begin

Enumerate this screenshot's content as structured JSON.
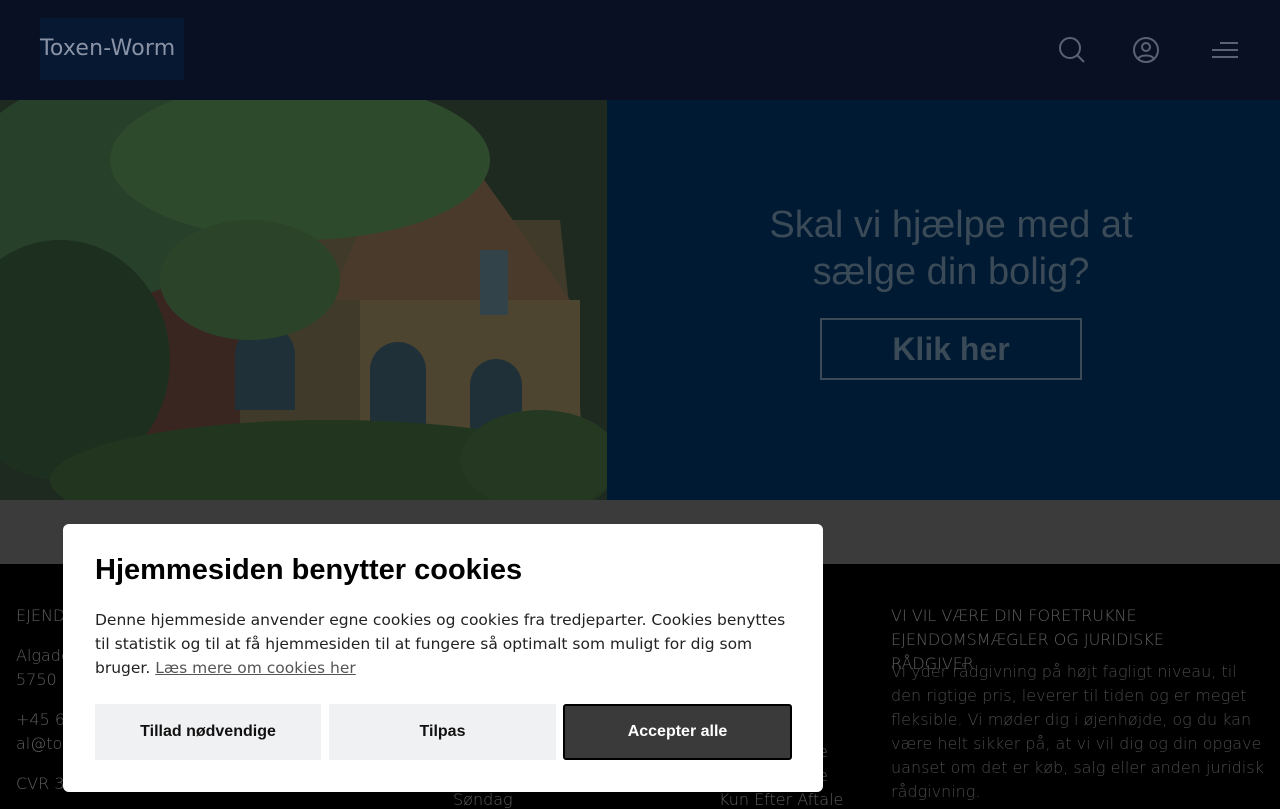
{
  "header": {
    "logo_text": "Toxen-Worm",
    "icons": [
      "search-icon",
      "user-icon",
      "menu-icon"
    ]
  },
  "hero": {
    "promo_line1": "Skal vi hjælpe med at",
    "promo_line2": "sælge din bolig?",
    "promo_button": "Klik her"
  },
  "footer": {
    "col1_heading": "EJEND",
    "col1_address1": "Algade",
    "col1_address2": "5750 R",
    "col1_phone": "+45 62",
    "col1_email": "al@tox",
    "col1_cvr": "CVR 30",
    "col2_day": "Søndag",
    "col3_row1": ")",
    "col3_row2": ")",
    "col3_row3": ")",
    "col3_row4": ")",
    "col3_row5": "e",
    "col3_row6": "e",
    "col3_last": "Kun Efter Aftale",
    "col4_heading": "VI VIL VÆRE DIN FORETRUKNE EJENDOMSMÆGLER OG JURIDISKE RÅDGIVER",
    "col4_body": "Vi yder rådgivning på højt fagligt niveau, til den rigtige pris, leverer til tiden og er meget fleksible. Vi møder dig i øjenhøjde, og du kan være helt sikker på, at vi vil dig og din opgave uanset om det er køb, salg eller anden juridisk rådgivning."
  },
  "cookie_dialog": {
    "title": "Hjemmesiden benytter cookies",
    "body": "Denne hjemmeside anvender egne cookies og cookies fra tredjeparter. Cookies benyttes til statistik og til at få hjemmesiden til at fungere så optimalt som muligt for dig som bruger.",
    "link": "Læs mere om cookies her",
    "btn_necessary": "Tillad nødvendige",
    "btn_customize": "Tilpas",
    "btn_accept_all": "Accepter alle"
  },
  "colors": {
    "header_bg": "#0a1024",
    "promo_bg": "#001a33",
    "accept_bg": "#3a3a3a"
  }
}
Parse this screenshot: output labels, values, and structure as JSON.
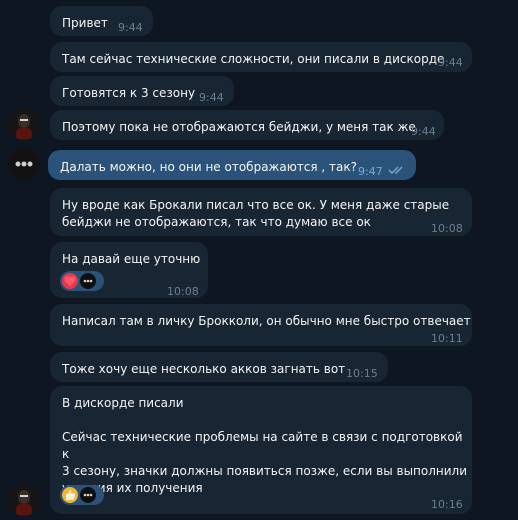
{
  "messages": [
    {
      "text": "Привет",
      "time": "9:44"
    },
    {
      "text": "Там сейчас технические сложности, они писали в дискорде",
      "time": "9:44"
    },
    {
      "text": "Готовятся к 3 сезону",
      "time": "9:44"
    },
    {
      "text": "Поэтому пока не отображаются бейджи, у меня так же",
      "time": "9:44"
    },
    {
      "text": "Далать можно, но они не отображаются , так?",
      "time": "9:47",
      "read_status": "read"
    },
    {
      "text": "Ну вроде как Брокали писал что все ок. У меня даже старые\nбейджи не отображаются, так что думаю все ок",
      "time": "10:08"
    },
    {
      "text": "На давай еще уточню",
      "time": "10:08",
      "reaction": "heart-eyes"
    },
    {
      "text": "Написал там в личку Брокколи, он обычно мне быстро отвечает",
      "time": "10:11"
    },
    {
      "text": "Тоже хочу еще несколько акков загнать вот",
      "time": "10:15"
    },
    {
      "text": "В дискорде писали\n\nСейчас технические проблемы на сайте в связи с подготовкой к\n3 сезону, значки должны появиться позже, если вы выполнили\nусловия их получения",
      "time": "10:16",
      "reaction": "thumbs-up"
    }
  ],
  "colors": {
    "background": "#0e1621",
    "incoming_bubble": "#182533",
    "outgoing_bubble": "#2b5278",
    "time_in": "#6d7f8f",
    "time_out": "#7da8d3"
  }
}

end

### The task:
Pull out every line in the material above where "this" occurs.

### Right answer:
Enumerate this screenshot's content as structured JSON.
Parse this screenshot: output labels, values, and structure as JSON.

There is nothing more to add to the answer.